# [What to produce]
Restate the records below word for word, and omit the images they hold.
========
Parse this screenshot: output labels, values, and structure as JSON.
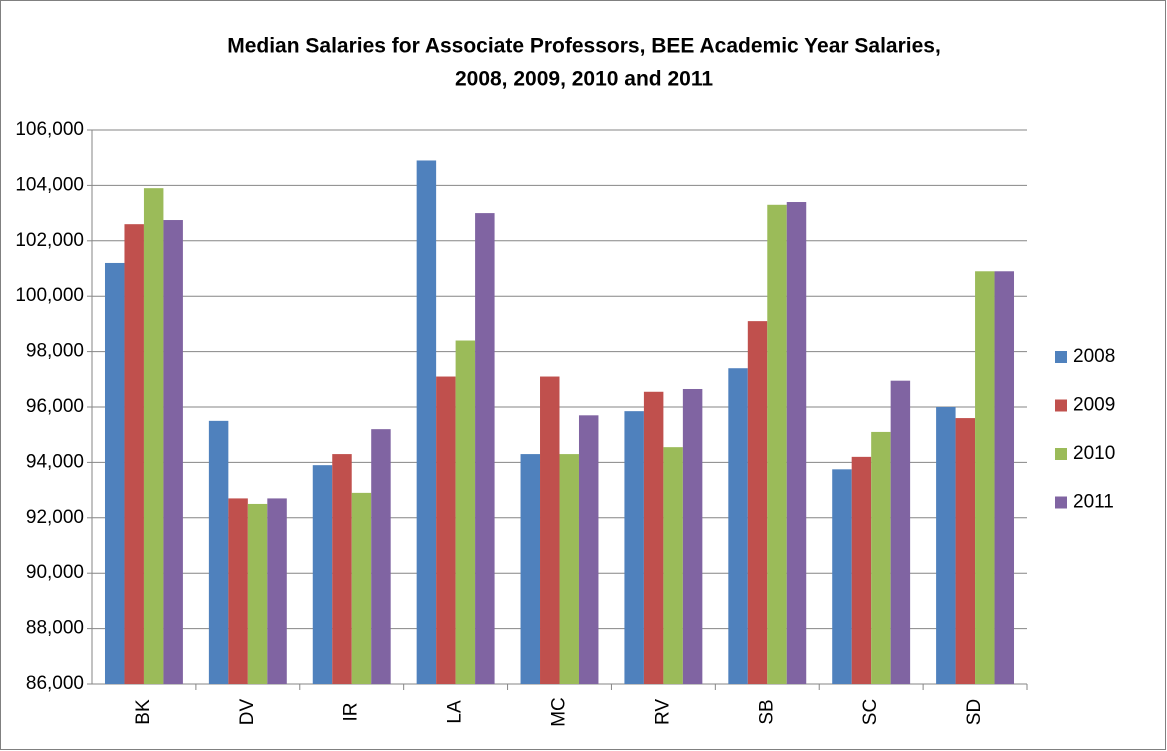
{
  "chart_data": {
    "type": "bar",
    "title": "Median Salaries for Associate Professors, BEE Academic Year Salaries,",
    "subtitle": "2008, 2009, 2010 and 2011",
    "categories": [
      "BK",
      "DV",
      "IR",
      "LA",
      "MC",
      "RV",
      "SB",
      "SC",
      "SD"
    ],
    "series": [
      {
        "name": "2008",
        "color": "#4f81bd",
        "values": [
          101200,
          95500,
          93900,
          104900,
          94300,
          95850,
          97400,
          93750,
          96000
        ]
      },
      {
        "name": "2009",
        "color": "#c0504d",
        "values": [
          102600,
          92700,
          94300,
          97100,
          97100,
          96550,
          99100,
          94200,
          95600
        ]
      },
      {
        "name": "2010",
        "color": "#9bbb59",
        "values": [
          103900,
          92500,
          92900,
          98400,
          94300,
          94550,
          103300,
          95100,
          100900
        ]
      },
      {
        "name": "2011",
        "color": "#8064a2",
        "values": [
          102750,
          92700,
          95200,
          103000,
          95700,
          96650,
          103400,
          96950,
          100900
        ]
      }
    ],
    "ylim": [
      86000,
      106000
    ],
    "yticks": [
      {
        "value": 86000,
        "label": "86,000"
      },
      {
        "value": 88000,
        "label": "88,000"
      },
      {
        "value": 90000,
        "label": "90,000"
      },
      {
        "value": 92000,
        "label": "92,000"
      },
      {
        "value": 94000,
        "label": "94,000"
      },
      {
        "value": 96000,
        "label": "96,000"
      },
      {
        "value": 98000,
        "label": "98,000"
      },
      {
        "value": 100000,
        "label": "100,000"
      },
      {
        "value": 102000,
        "label": "102,000"
      },
      {
        "value": 104000,
        "label": "104,000"
      },
      {
        "value": 106000,
        "label": "106,000"
      }
    ],
    "grid": true,
    "legend": "right"
  }
}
========
# [Result]
Parse this screenshot: output labels, values, and structure as JSON.
{
  "chart_data": {
    "type": "bar",
    "title": "Median Salaries for Associate Professors, BEE Academic Year Salaries,",
    "subtitle": "2008, 2009, 2010 and 2011",
    "categories": [
      "BK",
      "DV",
      "IR",
      "LA",
      "MC",
      "RV",
      "SB",
      "SC",
      "SD"
    ],
    "series": [
      {
        "name": "2008",
        "color": "#4f81bd",
        "values": [
          101200,
          95500,
          93900,
          104900,
          94300,
          95850,
          97400,
          93750,
          96000
        ]
      },
      {
        "name": "2009",
        "color": "#c0504d",
        "values": [
          102600,
          92700,
          94300,
          97100,
          97100,
          96550,
          99100,
          94200,
          95600
        ]
      },
      {
        "name": "2010",
        "color": "#9bbb59",
        "values": [
          103900,
          92500,
          92900,
          98400,
          94300,
          94550,
          103300,
          95100,
          100900
        ]
      },
      {
        "name": "2011",
        "color": "#8064a2",
        "values": [
          102750,
          92700,
          95200,
          103000,
          95700,
          96650,
          103400,
          96950,
          100900
        ]
      }
    ],
    "ylim": [
      86000,
      106000
    ],
    "yticks": [
      {
        "value": 86000,
        "label": "86,000"
      },
      {
        "value": 88000,
        "label": "88,000"
      },
      {
        "value": 90000,
        "label": "90,000"
      },
      {
        "value": 92000,
        "label": "92,000"
      },
      {
        "value": 94000,
        "label": "94,000"
      },
      {
        "value": 96000,
        "label": "96,000"
      },
      {
        "value": 98000,
        "label": "98,000"
      },
      {
        "value": 100000,
        "label": "100,000"
      },
      {
        "value": 102000,
        "label": "102,000"
      },
      {
        "value": 104000,
        "label": "104,000"
      },
      {
        "value": 106000,
        "label": "106,000"
      }
    ],
    "grid": true,
    "legend": "right"
  }
}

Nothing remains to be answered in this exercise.